CHALLENGE:
Write out all lines holding the word "name".

RECORDS FOR PROCESSING:
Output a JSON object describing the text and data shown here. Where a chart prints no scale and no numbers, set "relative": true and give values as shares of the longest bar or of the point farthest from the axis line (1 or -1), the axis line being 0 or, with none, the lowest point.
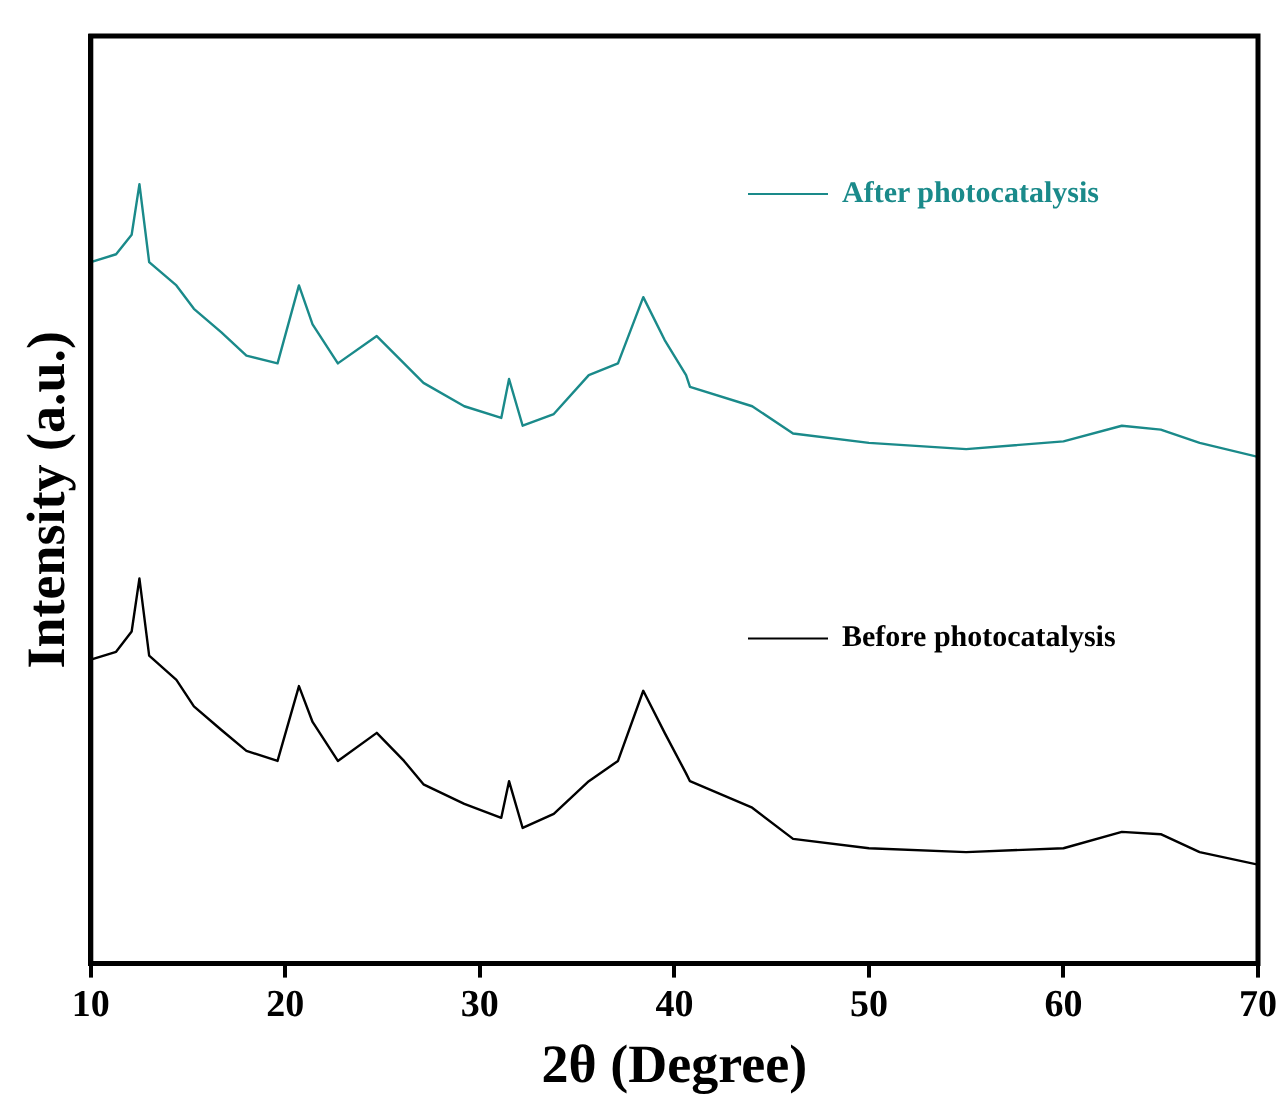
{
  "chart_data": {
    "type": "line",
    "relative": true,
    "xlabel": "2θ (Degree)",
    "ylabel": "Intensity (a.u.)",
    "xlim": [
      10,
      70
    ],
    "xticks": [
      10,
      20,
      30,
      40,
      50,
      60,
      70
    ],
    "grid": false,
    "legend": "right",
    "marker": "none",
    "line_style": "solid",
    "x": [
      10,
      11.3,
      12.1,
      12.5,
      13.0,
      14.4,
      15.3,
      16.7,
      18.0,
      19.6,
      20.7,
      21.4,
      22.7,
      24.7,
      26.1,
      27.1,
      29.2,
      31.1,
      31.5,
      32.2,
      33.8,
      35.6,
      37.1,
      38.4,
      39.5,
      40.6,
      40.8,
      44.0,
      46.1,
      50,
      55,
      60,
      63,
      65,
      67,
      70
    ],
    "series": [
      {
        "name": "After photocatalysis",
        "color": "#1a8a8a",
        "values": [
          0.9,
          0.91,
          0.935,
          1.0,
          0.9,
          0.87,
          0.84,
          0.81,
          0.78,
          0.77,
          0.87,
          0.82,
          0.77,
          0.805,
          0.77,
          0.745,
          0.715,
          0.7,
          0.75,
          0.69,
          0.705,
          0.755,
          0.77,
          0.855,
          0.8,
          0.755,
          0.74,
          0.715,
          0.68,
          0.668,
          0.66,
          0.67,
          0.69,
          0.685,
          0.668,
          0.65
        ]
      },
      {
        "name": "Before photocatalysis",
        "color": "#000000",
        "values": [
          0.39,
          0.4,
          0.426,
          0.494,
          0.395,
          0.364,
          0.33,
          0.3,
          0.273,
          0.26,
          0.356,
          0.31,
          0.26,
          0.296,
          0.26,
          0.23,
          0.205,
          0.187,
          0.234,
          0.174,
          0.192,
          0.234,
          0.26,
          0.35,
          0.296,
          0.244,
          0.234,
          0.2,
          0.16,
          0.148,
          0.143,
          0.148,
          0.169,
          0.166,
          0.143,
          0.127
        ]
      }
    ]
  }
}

TASK RESULT:
        "name": "After photocatalysis",
        "name": "Before photocatalysis",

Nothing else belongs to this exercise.